§ Requirement
Rewrite the items between the lines holding "Give bounding boxes" and "63, 208, 78]", inclusive, as a Markdown table with the columns Row and Line, omitting blank lines.

§ Extracted material
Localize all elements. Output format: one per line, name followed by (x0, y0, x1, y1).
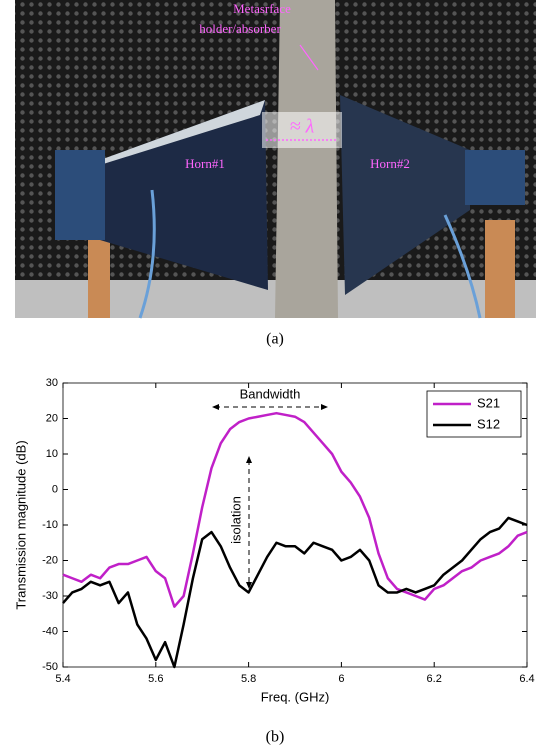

--

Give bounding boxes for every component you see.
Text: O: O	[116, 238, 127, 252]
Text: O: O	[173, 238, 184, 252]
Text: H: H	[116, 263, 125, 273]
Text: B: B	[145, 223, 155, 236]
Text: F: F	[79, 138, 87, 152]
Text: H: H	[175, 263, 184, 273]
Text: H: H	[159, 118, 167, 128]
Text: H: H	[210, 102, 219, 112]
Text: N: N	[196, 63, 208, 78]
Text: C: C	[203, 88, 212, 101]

§ Solution below
| Row | Line |
|---|---|
| 1 | Give bounding boxes for every component you see. |
| 2 | Text: O: O	[116, 238, 127, 252] |
| 3 | Text: O: O	[173, 238, 184, 252] |
| 4 | Text: H: H	[116, 263, 125, 273] |
| 5 | Text: B: B	[145, 223, 155, 236] |
| 6 | Text: F: F	[79, 138, 87, 152] |
| 7 | Text: H: H	[175, 263, 184, 273] |
| 8 | Text: H: H	[159, 118, 167, 128] |
| 9 | Text: H: H	[210, 102, 219, 112] |
| 10 | Text: N: N	[196, 63, 208, 78] |